◆ **Required work**
Copy out the introduction below on distalizing devices and skeletal anchorage word for word, keeping its heading, paragraph breaks and citation marks.

◆ **Passage provided**
━━━━━━━━━━━━━━━━━━━━
INTRODUCTION

The use of noncompliance distalizing devices had become increasingly popular for correcting dental Class II malocclusion.¹ These appliances, which include the Hilgers Pendulum,² the Distal Jet,³ and superelastic nickel-titanium wires,⁴ were introduced in the 1980s. However, they presented two main negative effects: (1) anchorage loss in reaction to the molar distalization,¹ such as premolar mesial movement and flaring of the maxillary incisor, which could require additional time to be corrected during the fixed appliances therapy, and (2) the use of distalized molars as anchorage to retract anterior teeth, with the consequent high risk of relapse to the Class II molar relationship.⁵

In order to increase anchorage resistance and avoid undesirable side effects on anchoring teeth, the use of mini-implants or miniscrews was introduced.⁶ Based on their reduced invasiveness, ease of insertion and removal, the possibility of immediate loading, and their versatility, these devices were increasingly used, even in combination with distalizing devices. Paramedian and midpalatal insertion sites seem to be the most suitable for this purpose^7,8 since they do not interfere with dental movement in the maxillary arch, even if they cannot be recommended in the presence of unerupted palatal canines. On the contrary, buccal interradicular sites may sometimes involve a specific surgical protocol to avoid root damage, require additional radiographic examinations,⁹ and represent an obstacle to spontaneous retraction of premolars during distalization of the first molar until screws are inserted.¹⁰

A recent meta-analysis¹⁰ revealed that indirect skeletal anchorage showed a certain amount of anchorage loss at the premolar and incisor, whereas these side effects were avoided by those who used direct skeletal anchorage. For this reason, during recent years we have seen various modifications of distalizing appliances used in combination with paramedian miniscrews.
━━━━━━━━━━━━━━━━━━━━
◆ **Excerpted records**
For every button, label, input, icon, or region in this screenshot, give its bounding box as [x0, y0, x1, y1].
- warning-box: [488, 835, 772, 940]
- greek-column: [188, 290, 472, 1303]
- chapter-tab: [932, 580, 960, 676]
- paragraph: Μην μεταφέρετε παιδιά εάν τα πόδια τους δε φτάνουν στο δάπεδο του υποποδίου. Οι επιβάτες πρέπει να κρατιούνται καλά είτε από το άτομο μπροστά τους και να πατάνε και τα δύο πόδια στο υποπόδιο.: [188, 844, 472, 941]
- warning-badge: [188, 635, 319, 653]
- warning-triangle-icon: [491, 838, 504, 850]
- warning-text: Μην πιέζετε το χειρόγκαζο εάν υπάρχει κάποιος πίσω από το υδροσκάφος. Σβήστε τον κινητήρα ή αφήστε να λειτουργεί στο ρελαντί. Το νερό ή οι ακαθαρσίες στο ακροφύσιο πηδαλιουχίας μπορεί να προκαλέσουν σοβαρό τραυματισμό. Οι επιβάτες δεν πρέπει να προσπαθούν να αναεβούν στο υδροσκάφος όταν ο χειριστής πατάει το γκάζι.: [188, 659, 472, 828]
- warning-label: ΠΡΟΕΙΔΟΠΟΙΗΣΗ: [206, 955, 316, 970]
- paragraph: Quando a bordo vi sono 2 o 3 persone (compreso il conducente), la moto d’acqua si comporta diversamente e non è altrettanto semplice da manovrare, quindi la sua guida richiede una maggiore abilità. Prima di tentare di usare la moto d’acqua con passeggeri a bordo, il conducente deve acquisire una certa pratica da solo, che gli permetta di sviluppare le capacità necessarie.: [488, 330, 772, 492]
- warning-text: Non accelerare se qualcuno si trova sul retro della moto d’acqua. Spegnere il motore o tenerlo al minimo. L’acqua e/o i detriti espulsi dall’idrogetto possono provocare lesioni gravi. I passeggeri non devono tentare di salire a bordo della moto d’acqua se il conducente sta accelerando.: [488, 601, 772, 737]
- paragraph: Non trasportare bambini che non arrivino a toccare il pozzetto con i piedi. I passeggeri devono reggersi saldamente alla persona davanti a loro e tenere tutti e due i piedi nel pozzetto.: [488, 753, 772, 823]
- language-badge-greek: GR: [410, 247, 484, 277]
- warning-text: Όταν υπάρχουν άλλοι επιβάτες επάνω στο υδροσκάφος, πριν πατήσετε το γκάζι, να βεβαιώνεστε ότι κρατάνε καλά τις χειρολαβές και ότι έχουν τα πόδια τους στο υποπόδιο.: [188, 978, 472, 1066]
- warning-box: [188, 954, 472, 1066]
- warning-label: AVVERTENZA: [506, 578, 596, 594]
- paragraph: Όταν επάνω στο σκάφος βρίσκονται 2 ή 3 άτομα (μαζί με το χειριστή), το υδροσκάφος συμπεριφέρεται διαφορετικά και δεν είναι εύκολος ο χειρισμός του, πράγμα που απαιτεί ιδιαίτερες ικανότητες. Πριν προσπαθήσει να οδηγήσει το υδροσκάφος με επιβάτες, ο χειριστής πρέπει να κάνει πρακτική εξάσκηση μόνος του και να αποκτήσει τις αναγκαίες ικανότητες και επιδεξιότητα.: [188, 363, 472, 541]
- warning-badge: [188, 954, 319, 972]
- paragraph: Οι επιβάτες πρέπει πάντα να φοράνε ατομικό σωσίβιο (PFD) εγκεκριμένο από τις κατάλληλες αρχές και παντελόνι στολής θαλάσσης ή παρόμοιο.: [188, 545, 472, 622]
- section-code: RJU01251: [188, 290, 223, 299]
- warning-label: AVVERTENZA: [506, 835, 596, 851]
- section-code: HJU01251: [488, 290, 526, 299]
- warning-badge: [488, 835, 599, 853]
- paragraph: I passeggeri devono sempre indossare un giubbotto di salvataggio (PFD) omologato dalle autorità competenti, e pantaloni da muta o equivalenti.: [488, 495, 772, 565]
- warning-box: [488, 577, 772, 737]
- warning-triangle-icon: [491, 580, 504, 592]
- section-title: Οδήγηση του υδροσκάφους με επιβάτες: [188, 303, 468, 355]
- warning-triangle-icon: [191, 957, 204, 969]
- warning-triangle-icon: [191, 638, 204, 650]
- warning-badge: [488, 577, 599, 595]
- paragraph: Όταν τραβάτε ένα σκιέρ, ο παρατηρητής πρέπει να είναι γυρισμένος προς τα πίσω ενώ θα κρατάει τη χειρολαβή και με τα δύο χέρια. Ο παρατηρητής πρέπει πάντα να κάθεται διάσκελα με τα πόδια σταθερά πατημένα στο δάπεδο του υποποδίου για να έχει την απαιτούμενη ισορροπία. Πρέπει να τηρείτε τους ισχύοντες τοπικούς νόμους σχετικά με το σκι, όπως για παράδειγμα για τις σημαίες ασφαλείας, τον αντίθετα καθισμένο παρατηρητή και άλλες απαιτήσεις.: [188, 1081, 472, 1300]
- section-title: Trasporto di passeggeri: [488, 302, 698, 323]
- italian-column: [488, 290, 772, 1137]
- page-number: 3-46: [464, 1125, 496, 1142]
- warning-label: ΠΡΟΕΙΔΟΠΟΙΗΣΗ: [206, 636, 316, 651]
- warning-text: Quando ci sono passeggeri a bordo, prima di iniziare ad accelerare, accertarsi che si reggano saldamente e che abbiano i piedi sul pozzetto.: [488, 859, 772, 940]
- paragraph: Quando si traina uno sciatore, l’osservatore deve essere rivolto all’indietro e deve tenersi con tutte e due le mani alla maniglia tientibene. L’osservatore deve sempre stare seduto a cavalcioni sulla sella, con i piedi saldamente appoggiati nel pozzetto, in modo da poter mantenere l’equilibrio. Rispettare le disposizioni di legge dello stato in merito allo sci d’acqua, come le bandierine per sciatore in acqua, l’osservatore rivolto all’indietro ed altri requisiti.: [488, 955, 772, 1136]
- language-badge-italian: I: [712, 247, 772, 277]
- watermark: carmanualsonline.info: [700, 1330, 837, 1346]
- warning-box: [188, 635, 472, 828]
━━━━━━━━━━━━━━━━━━━━
◆ **Solution to this task**
INTRODUCTION

The use of noncompliance distalizing devices had become increasingly popular for correcting dental Class II malocclusion.¹ These appliances, which include the Hilgers Pendulum,² the Distal Jet,³ and superelastic nickel-titanium wires,⁴ were introduced in the 1980s. However, they presented two main negative effects: (1) anchorage loss in reaction to the molar distalization,¹ such as premolar mesial movement and flaring of the maxillary incisor, which could require additional time to be corrected during the fixed appliances therapy, and (2) the use of distalized molars as anchorage to retract anterior teeth, with the consequent high risk of relapse to the Class II molar relationship.⁵

In order to increase anchorage resistance and avoid undesirable side effects on anchoring teeth, the use of mini-implants or miniscrews was introduced.⁶ Based on their reduced invasiveness, ease of insertion and removal, the possibility of immediate loading, and their versatility, these devices were increasingly used, even in combination with distalizing devices. Paramedian and midpalatal insertion sites seem to be the most suitable for this purpose^7,8 since they do not interfere with dental movement in the maxillary arch, even if they cannot be recommended in the presence of unerupted palatal canines. On the contrary, buccal interradicular sites may sometimes involve a specific surgical protocol to avoid root damage, require additional radiographic examinations,⁹ and represent an obstacle to spontaneous retraction of premolars during distalization of the first molar until screws are inserted.¹⁰

A recent meta-analysis¹⁰ revealed that indirect skeletal anchorage showed a certain amount of anchorage loss at the premolar and incisor, whereas these side effects were avoided by those who used direct skeletal anchorage. For this reason, during recent years we have seen various modifications of distalizing appliances used in combination with paramedian miniscrews.